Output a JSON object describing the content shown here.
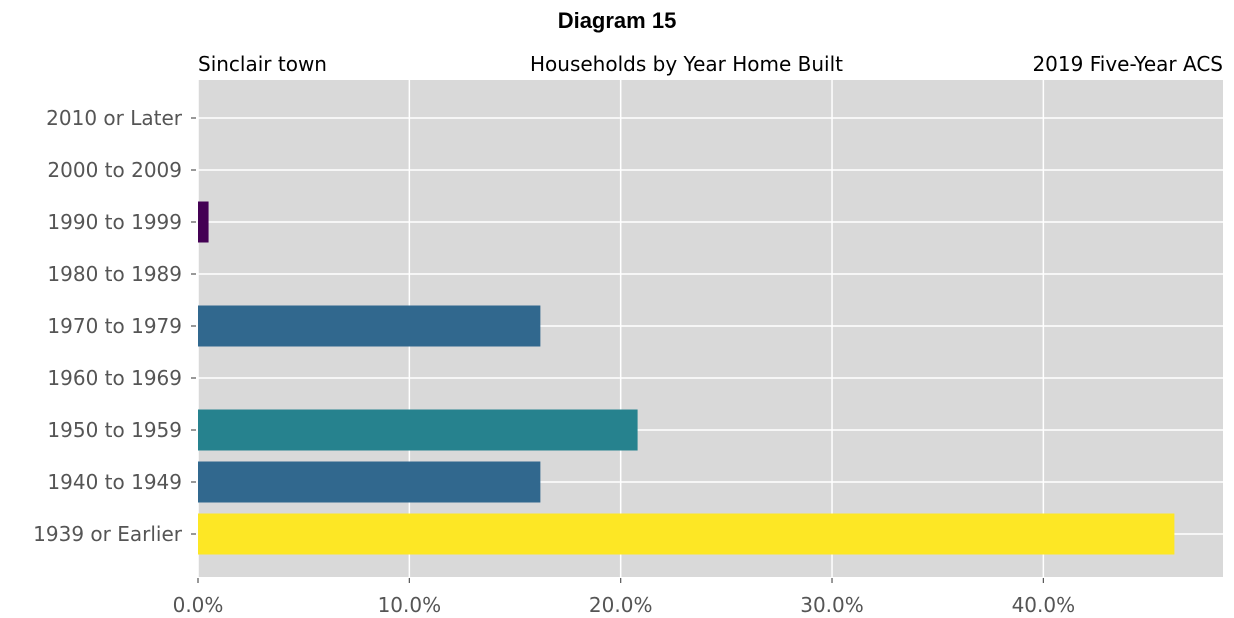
{
  "header": {
    "title": "Diagram 15",
    "left": "Sinclair town",
    "center": "Households by Year Home Built",
    "right": "2019 Five-Year ACS"
  },
  "chart_data": {
    "type": "bar",
    "orientation": "horizontal",
    "categories": [
      "1939 or Earlier",
      "1940 to 1949",
      "1950 to 1959",
      "1960 to 1969",
      "1970 to 1979",
      "1980 to 1989",
      "1990 to 1999",
      "2000 to 2009",
      "2010 or Later"
    ],
    "values": [
      46.2,
      16.2,
      20.8,
      0.0,
      16.2,
      0.0,
      0.5,
      0.0,
      0.0
    ],
    "colors": [
      "#fde725",
      "#31688e",
      "#26828e",
      "#440154",
      "#31688e",
      "#440154",
      "#440154",
      "#440154",
      "#440154"
    ],
    "xlim": [
      0,
      48.5
    ],
    "xticks": [
      0,
      10,
      20,
      30,
      40
    ],
    "xtick_labels": [
      "0.0%",
      "10.0%",
      "20.0%",
      "30.0%",
      "40.0%"
    ],
    "grid": true,
    "background": "#d9d9d9"
  }
}
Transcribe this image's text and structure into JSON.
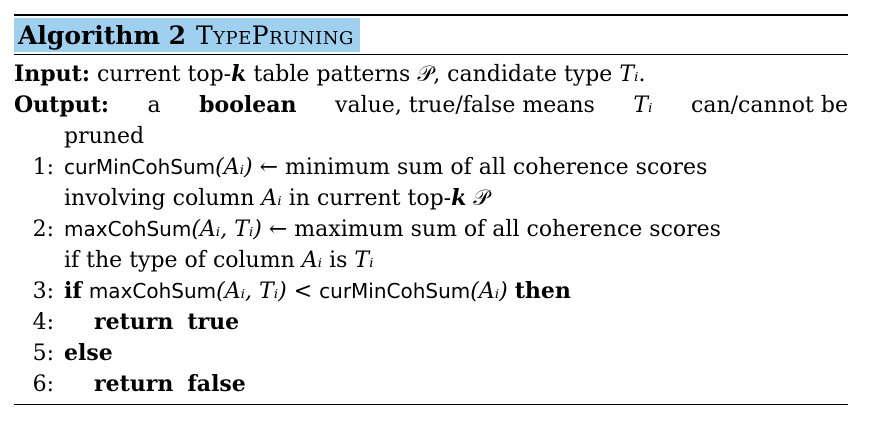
{
  "algorithm": {
    "label": "Algorithm 2",
    "name": "TypePruning"
  },
  "input": {
    "keyword": "Input:",
    "text_a": "current top-",
    "k": "k",
    "text_b": " table patterns ",
    "P": "𝒫",
    "text_c": ", candidate type ",
    "Ti": "Tᵢ",
    "text_d": "."
  },
  "output": {
    "keyword": "Output:",
    "text_a": "a",
    "bool_kw": "boolean",
    "text_b": "value, true/false means",
    "Ti": "Tᵢ",
    "text_c": "can/cannot be",
    "cont": "pruned"
  },
  "steps": [
    {
      "num": "1:",
      "fn": "curMinCohSum",
      "arg": "(Aᵢ)",
      "rest_a": " ← minimum sum of all coherence scores",
      "cont_a": "involving column ",
      "Ai": "Aᵢ",
      "cont_b": " in current top-",
      "k": "k",
      "P": " 𝒫"
    },
    {
      "num": "2:",
      "fn": "maxCohSum",
      "arg": "(Aᵢ, Tᵢ)",
      "rest_a": " ← maximum sum of all coherence scores",
      "cont_a": "if the type of column ",
      "Ai": "Aᵢ",
      "cont_b": " is ",
      "Ti": "Tᵢ"
    },
    {
      "num": "3:",
      "kw_if": "if",
      "fn1": "maxCohSum",
      "arg1": "(Aᵢ, Tᵢ)",
      "lt": " < ",
      "fn2": "curMinCohSum",
      "arg2": "(Aᵢ)",
      "kw_then": "then"
    },
    {
      "num": "4:",
      "kw1": "return",
      "kw2": "true"
    },
    {
      "num": "5:",
      "kw1": "else"
    },
    {
      "num": "6:",
      "kw1": "return",
      "kw2": "false"
    }
  ]
}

--------------------

• _Problem description_
Every record is to be reproduced exactly, with no pictures included.

• _Written answer_
Output a JSON object describing the content shown here.
{
  "header": {
    "title": "Diagram 15",
    "left": "Sinclair town",
    "center": "Households by Year Home Built",
    "right": "2019 Five-Year ACS"
  },
  "chart_data": {
    "type": "bar",
    "orientation": "horizontal",
    "categories": [
      "1939 or Earlier",
      "1940 to 1949",
      "1950 to 1959",
      "1960 to 1969",
      "1970 to 1979",
      "1980 to 1989",
      "1990 to 1999",
      "2000 to 2009",
      "2010 or Later"
    ],
    "values": [
      46.2,
      16.2,
      20.8,
      0.0,
      16.2,
      0.0,
      0.5,
      0.0,
      0.0
    ],
    "colors": [
      "#fde725",
      "#31688e",
      "#26828e",
      "#440154",
      "#31688e",
      "#440154",
      "#440154",
      "#440154",
      "#440154"
    ],
    "xlim": [
      0,
      48.5
    ],
    "xticks": [
      0,
      10,
      20,
      30,
      40
    ],
    "xtick_labels": [
      "0.0%",
      "10.0%",
      "20.0%",
      "30.0%",
      "40.0%"
    ],
    "grid": true,
    "background": "#d9d9d9"
  }
}
Transcribe this image's text and structure into JSON.
{
  "algorithm": {
    "label": "Algorithm 2",
    "name": "TypePruning"
  },
  "input": {
    "keyword": "Input:",
    "text_a": "current top-",
    "k": "k",
    "text_b": " table patterns ",
    "P": "𝒫",
    "text_c": ", candidate type ",
    "Ti": "Tᵢ",
    "text_d": "."
  },
  "output": {
    "keyword": "Output:",
    "text_a": "a",
    "bool_kw": "boolean",
    "text_b": "value, true/false means",
    "Ti": "Tᵢ",
    "text_c": "can/cannot be",
    "cont": "pruned"
  },
  "steps": [
    {
      "num": "1:",
      "fn": "curMinCohSum",
      "arg": "(Aᵢ)",
      "rest_a": " ← minimum sum of all coherence scores",
      "cont_a": "involving column ",
      "Ai": "Aᵢ",
      "cont_b": " in current top-",
      "k": "k",
      "P": " 𝒫"
    },
    {
      "num": "2:",
      "fn": "maxCohSum",
      "arg": "(Aᵢ, Tᵢ)",
      "rest_a": " ← maximum sum of all coherence scores",
      "cont_a": "if the type of column ",
      "Ai": "Aᵢ",
      "cont_b": " is ",
      "Ti": "Tᵢ"
    },
    {
      "num": "3:",
      "kw_if": "if",
      "fn1": "maxCohSum",
      "arg1": "(Aᵢ, Tᵢ)",
      "lt": " < ",
      "fn2": "curMinCohSum",
      "arg2": "(Aᵢ)",
      "kw_then": "then"
    },
    {
      "num": "4:",
      "kw1": "return",
      "kw2": "true"
    },
    {
      "num": "5:",
      "kw1": "else"
    },
    {
      "num": "6:",
      "kw1": "return",
      "kw2": "false"
    }
  ]
}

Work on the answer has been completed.